Dataset items:
+-------+
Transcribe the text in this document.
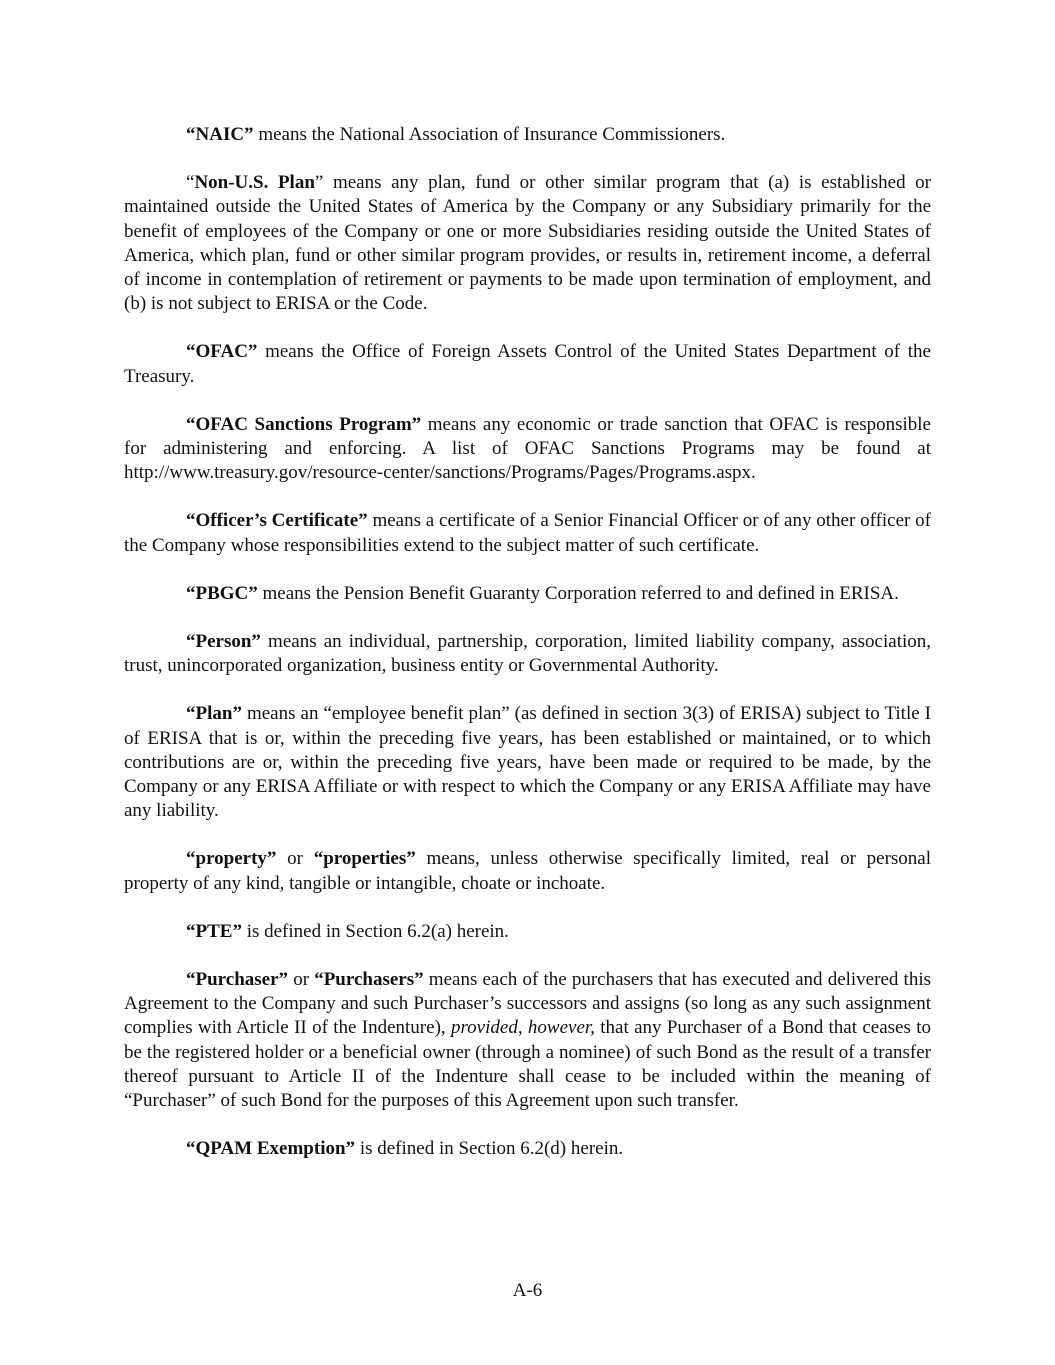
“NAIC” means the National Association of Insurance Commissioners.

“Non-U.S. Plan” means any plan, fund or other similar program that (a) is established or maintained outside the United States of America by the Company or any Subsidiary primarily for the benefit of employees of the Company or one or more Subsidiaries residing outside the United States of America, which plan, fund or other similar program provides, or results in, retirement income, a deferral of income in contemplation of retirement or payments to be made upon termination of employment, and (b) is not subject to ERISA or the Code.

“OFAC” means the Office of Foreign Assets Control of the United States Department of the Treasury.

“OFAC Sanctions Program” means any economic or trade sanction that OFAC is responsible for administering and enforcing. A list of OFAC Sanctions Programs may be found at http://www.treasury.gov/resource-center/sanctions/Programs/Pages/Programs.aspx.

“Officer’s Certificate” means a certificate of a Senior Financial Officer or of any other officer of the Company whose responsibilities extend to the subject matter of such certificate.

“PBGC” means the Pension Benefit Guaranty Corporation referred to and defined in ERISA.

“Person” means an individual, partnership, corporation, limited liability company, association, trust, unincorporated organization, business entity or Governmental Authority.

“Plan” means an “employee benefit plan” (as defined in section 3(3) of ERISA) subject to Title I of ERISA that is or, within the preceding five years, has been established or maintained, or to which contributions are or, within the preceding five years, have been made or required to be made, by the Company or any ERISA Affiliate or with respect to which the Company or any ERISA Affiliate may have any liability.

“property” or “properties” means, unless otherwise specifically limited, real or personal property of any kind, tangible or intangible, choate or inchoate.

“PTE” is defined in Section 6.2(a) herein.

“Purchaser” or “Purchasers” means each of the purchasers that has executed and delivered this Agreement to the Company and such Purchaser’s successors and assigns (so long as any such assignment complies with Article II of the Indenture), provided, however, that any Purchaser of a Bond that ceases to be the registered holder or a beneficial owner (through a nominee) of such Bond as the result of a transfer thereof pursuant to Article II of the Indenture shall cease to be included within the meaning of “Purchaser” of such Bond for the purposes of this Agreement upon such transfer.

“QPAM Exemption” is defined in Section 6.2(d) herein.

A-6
+-------+
**Short exercise**
Each record above is to be restated exactly, with its pictures removed from the copy.

**Solution to this exercise**
Transcribe the text in this document.
“NAIC” means the National Association of Insurance Commissioners.

“Non-U.S. Plan” means any plan, fund or other similar program that (a) is established or maintained outside the United States of America by the Company or any Subsidiary primarily for the benefit of employees of the Company or one or more Subsidiaries residing outside the United States of America, which plan, fund or other similar program provides, or results in, retirement income, a deferral of income in contemplation of retirement or payments to be made upon termination of employment, and (b) is not subject to ERISA or the Code.

“OFAC” means the Office of Foreign Assets Control of the United States Department of the Treasury.

“OFAC Sanctions Program” means any economic or trade sanction that OFAC is responsible for administering and enforcing. A list of OFAC Sanctions Programs may be found at http://www.treasury.gov/resource-center/sanctions/Programs/Pages/Programs.aspx.

“Officer’s Certificate” means a certificate of a Senior Financial Officer or of any other officer of the Company whose responsibilities extend to the subject matter of such certificate.

“PBGC” means the Pension Benefit Guaranty Corporation referred to and defined in ERISA.

“Person” means an individual, partnership, corporation, limited liability company, association, trust, unincorporated organization, business entity or Governmental Authority.

“Plan” means an “employee benefit plan” (as defined in section 3(3) of ERISA) subject to Title I of ERISA that is or, within the preceding five years, has been established or maintained, or to which contributions are or, within the preceding five years, have been made or required to be made, by the Company or any ERISA Affiliate or with respect to which the Company or any ERISA Affiliate may have any liability.

“property” or “properties” means, unless otherwise specifically limited, real or personal property of any kind, tangible or intangible, choate or inchoate.

“PTE” is defined in Section 6.2(a) herein.

“Purchaser” or “Purchasers” means each of the purchasers that has executed and delivered this Agreement to the Company and such Purchaser’s successors and assigns (so long as any such assignment complies with Article II of the Indenture), provided, however, that any Purchaser of a Bond that ceases to be the registered holder or a beneficial owner (through a nominee) of such Bond as the result of a transfer thereof pursuant to Article II of the Indenture shall cease to be included within the meaning of “Purchaser” of such Bond for the purposes of this Agreement upon such transfer.

“QPAM Exemption” is defined in Section 6.2(d) herein.

A-6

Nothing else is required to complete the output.